**YOUR INSTRUCTIONS**
Nothing but the lines from the one containing "OCR this image." through the last line of the records below should be copied, exactly and without pictures.

**STORED DATA**
══════════

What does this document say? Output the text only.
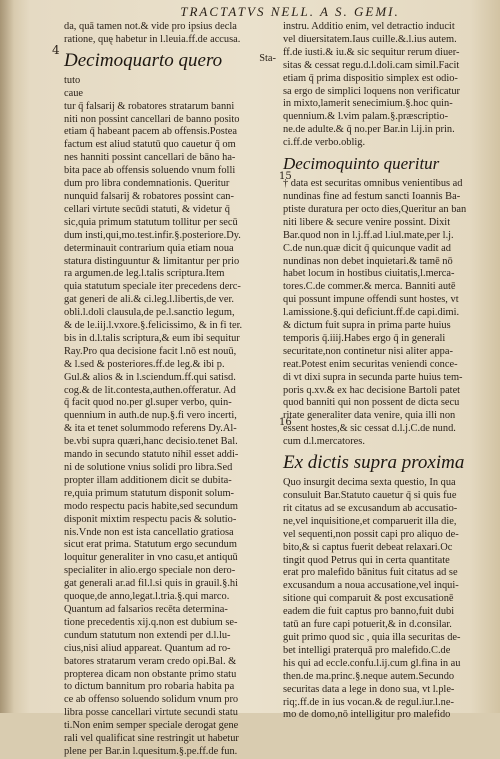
TRACTATVS NELL. A S. GEMI.
4
15
16
da, quā tamen not.& vide pro ipsius decla
ratione, quę habetur in l.leuia.ff.de accusa.
Decimoquarto quero	Sta-
tuto
caue
tur q̄ falsarij & robatores stratarum banni
niti non possint cancellari de banno posito
etiam q̄ habeant pacem ab offensis.Postea
factum est aliud statutū quo cauetur q̄ om
nes hanniti possint cancellari de bāno ha-
bita pace ab offensis soluendo vnum folli
dum pro libra condemnationis. Queritur
nunquid falsarij & robatores possint can-
cellari virtute secūdi statuti, & videtur q̄
sic,quia primum statutum tollitur per secū
dum insti,qui,mo.test.infir.§.posteriore.Dy.
determinauit contrarium quia etiam noua
statura distinguuntur & limitantur per prio
ra argumen.de leg.l.talis scriptura.Item
quia statutum speciale iter precedens derc-
gat generi de ali.& ci.leg.l.libertis,de ver.
obli.l.doli clausula,de pe.l.sanctio legum,
& de le.iij.l.vxore.§.felicissimo, & in fi ter.
bis in d.l.talis scriptura,& eum ibi sequitur
Ray.Pro qua decisione facit l.nō est nouū,
& l.sed & posteriores.ff.de leg.& ibi p.
Gul.& alios & in l.sciendum.ff.qui satisd.
cog.& de lit.contesta,authen.offeratur. Ad
q̄ facit quod no.per gl.super verbo, quin-
quennium in auth.de nup.§.fi vero incerti,
& ita et tenet solummodo referens Dy.Al-
be.vbi supra quæri,hanc decisio.tenet Bal.
mando in secundo statuto nihil esset addi-
ni de solutione vnius solidi pro libra.Sed
propter illam additionem dicit se dubita-
re,quia primum statutum disponit solum-
modo respectu pacis habite,sed secundum
disponit mixtim respectu pacis & solutio-
nis.Vnde non est ista cancellatio gratiosa
sicut erat prima. Statutum ergo secundum
loquitur generaliter in vno casu,et antiquū
specialiter in alio.ergo speciale non dero-
gat generali ar.ad fil.l.si quis in grauil.§.hi
quoque,de anno,legat.l.tria.§.qui marco.
Quantum ad falsarios recēta determina-
tione precedentis xij.q.non est dubium se-
cundum statutum non extendi per d.l.lu-
cius,nisi aliud appareat. Quantum ad ro-
batores stratarum veram credo opi.Bal. &
propterea dicam non obstante primo statu
to dictum bannitum pro robaria habita pa
ce ab offenso soluendo solidum vnum pro
libra posse cancellari virtute secundi statu
ti.Non enim semper speciale derogat gene
rali vel qualificat sine restringit ut habetur
plene per Bar.in l.quesitum.§.pe.ff.de fun.
instru. Additio enim, vel detractio inducit
vel diuersitatem.Iaus cuille.&.l.ius autem.
ff.de iusti.& iu.& sic sequitur rerum diuer-
sitas & cessat regu.d.l.doli.cam simil.Facit
etiam q̄ prima dispositio simplex est odio-
sa ergo de simplici loquens non verificatur
in mixto,lamerit senecimium.§.hoc quin-
quennium.& l.vim palam.§.præscriptio-
ne.de adulte.& q̄ no.per Bar.in l.ij.in prin.
ci.ff.de verbo.oblig.
Decimoquinto queritur
† data est securitas omnibus venientibus ad
nundinas fine ad festum sancti Ioannis Ba-
ptiste duratura per octo dies,Queritur an ban
niti libere & secure venire possint. Dixit
Bar.quod non in l.j.ff.ad l.iul.mate,per l.j.
C.de nun.quæ dicit q̄ quicunque vadit ad
nundinas non debet inquietari.& tamē nō
habet locum in hostibus ciuitatis,l.merca-
tores.C.de commer.& merca. Banniti autē
qui possunt impune offendi sunt hostes, vt
l.amissione.§.qui deficiunt.ff.de capi.dimi.
& dictum fuit supra in prima parte huius
temporis q̄.iiij.Habes ergo q̄ in generali
securitate,non continetur nisi aliter appa-
reat.Potest enim securitas veniendi conce-
di vt dixi supra in secunda parte huius tem-
poris q.xv.& ex hac decisione Bartoli patet
quod banniti qui non possent de dicta secu
ritate generaliter data venire, quia illi non
essent hostes,& sic cessat d.l.j.C.de nund.
cum d.l.mercatores.
Ex dictis supra proxima
Quo insurgit decima sexta questio, In qua
consuluit Bar.Statuto cauetur q̄ si quis fue
rit citatus ad se excusandum ab accusatio-
ne,vel inquisitione,et comparuerit illa die,
vel sequenti,non possit capi pro aliquo de-
bito,& si captus fuerit debeat relaxari.Oc
tingit quod Petrus qui in certa quantitate
erat pro malefido bānitus fuit citatus ad se
excusandum a noua accusatione,vel inqui-
sitione qui comparuit & post excusationē
eadem die fuit captus pro banno,fuit dubi
tatū an fure capi potuerit,& in d.consilar.
guit primo quod sic , quia illa securitas de-
bet intelligi praterquā pro malefido.C.de
his qui ad eccle.confu.l.ij.cum gl.fina in au
then.de ma.princ.§.neque autem.Secundo
securitas data a lege in dono sua, vt l.ple-
riq;.ff.de in ius vocan.& de regul.iur.l.ne-
mo de domo,nō intelligitur pro malefido
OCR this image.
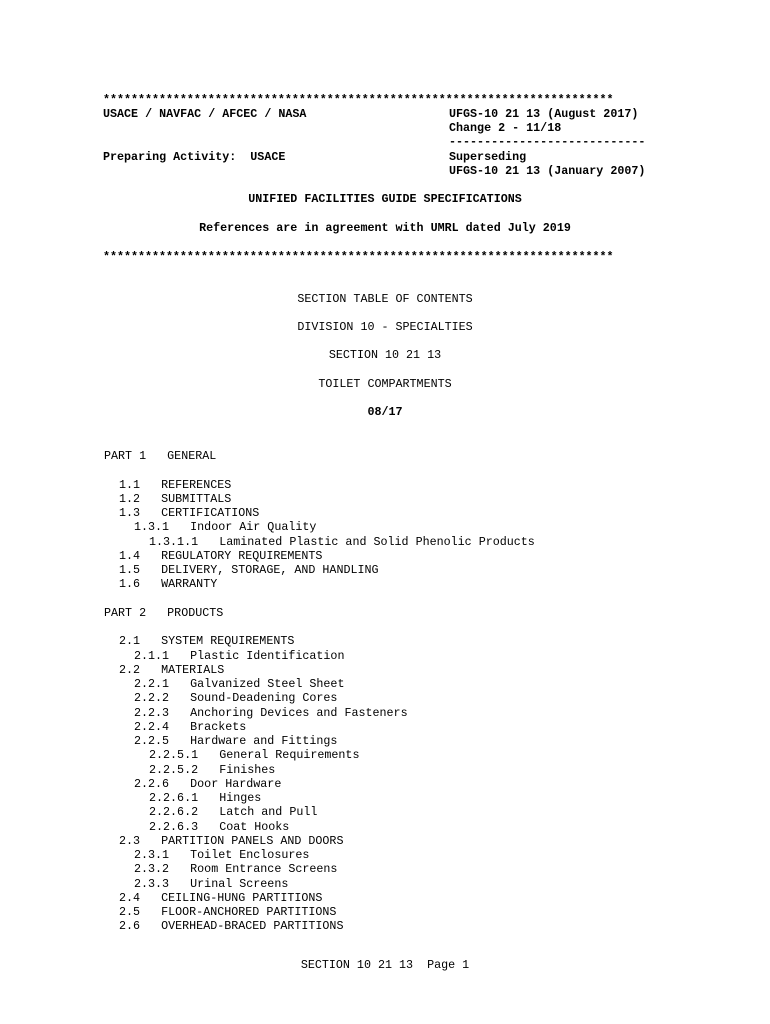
*************************************************************************
USACE / NAVFAC / AFCEC / NASA	UFGS-10 21 13 (August 2017)
Change 2 - 11/18
----------------------------
Preparing Activity:  USACE	Superseding
UFGS-10 21 13 (January 2007)
UNIFIED FACILITIES GUIDE SPECIFICATIONS
References are in agreement with UMRL dated July 2019
*************************************************************************
SECTION TABLE OF CONTENTS
DIVISION 10 - SPECIALTIES
SECTION 10 21 13
TOILET COMPARTMENTS
08/17
PART 1 GENERAL
1.1 REFERENCES
1.2 SUBMITTALS
1.3 CERTIFICATIONS
1.3.1 Indoor Air Quality
1.3.1.1 Laminated Plastic and Solid Phenolic Products
1.4 REGULATORY REQUIREMENTS
1.5 DELIVERY, STORAGE, AND HANDLING
1.6 WARRANTY
PART 2 PRODUCTS
2.1 SYSTEM REQUIREMENTS
2.1.1 Plastic Identification
2.2 MATERIALS
2.2.1 Galvanized Steel Sheet
2.2.2 Sound-Deadening Cores
2.2.3 Anchoring Devices and Fasteners
2.2.4 Brackets
2.2.5 Hardware and Fittings
2.2.5.1 General Requirements
2.2.5.2 Finishes
2.2.6 Door Hardware
2.2.6.1 Hinges
2.2.6.2 Latch and Pull
2.2.6.3 Coat Hooks
2.3 PARTITION PANELS AND DOORS
2.3.1 Toilet Enclosures
2.3.2 Room Entrance Screens
2.3.3 Urinal Screens
2.4 CEILING-HUNG PARTITIONS
2.5 FLOOR-ANCHORED PARTITIONS
2.6 OVERHEAD-BRACED PARTITIONS
SECTION 10 21 13  Page 1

══════════

**RESULT**
OCR this image.
*************************************************************************
USACE / NAVFAC / AFCEC / NASA	UFGS-10 21 13 (August 2017)
Change 2 - 11/18
----------------------------
Preparing Activity:  USACE	Superseding
UFGS-10 21 13 (January 2007)
UNIFIED FACILITIES GUIDE SPECIFICATIONS
References are in agreement with UMRL dated July 2019
*************************************************************************
SECTION TABLE OF CONTENTS
DIVISION 10 - SPECIALTIES
SECTION 10 21 13
TOILET COMPARTMENTS
08/17
PART 1 GENERAL
1.1 REFERENCES
1.2 SUBMITTALS
1.3 CERTIFICATIONS
1.3.1 Indoor Air Quality
1.3.1.1 Laminated Plastic and Solid Phenolic Products
1.4 REGULATORY REQUIREMENTS
1.5 DELIVERY, STORAGE, AND HANDLING
1.6 WARRANTY
PART 2 PRODUCTS
2.1 SYSTEM REQUIREMENTS
2.1.1 Plastic Identification
2.2 MATERIALS
2.2.1 Galvanized Steel Sheet
2.2.2 Sound-Deadening Cores
2.2.3 Anchoring Devices and Fasteners
2.2.4 Brackets
2.2.5 Hardware and Fittings
2.2.5.1 General Requirements
2.2.5.2 Finishes
2.2.6 Door Hardware
2.2.6.1 Hinges
2.2.6.2 Latch and Pull
2.2.6.3 Coat Hooks
2.3 PARTITION PANELS AND DOORS
2.3.1 Toilet Enclosures
2.3.2 Room Entrance Screens
2.3.3 Urinal Screens
2.4 CEILING-HUNG PARTITIONS
2.5 FLOOR-ANCHORED PARTITIONS
2.6 OVERHEAD-BRACED PARTITIONS
SECTION 10 21 13  Page 1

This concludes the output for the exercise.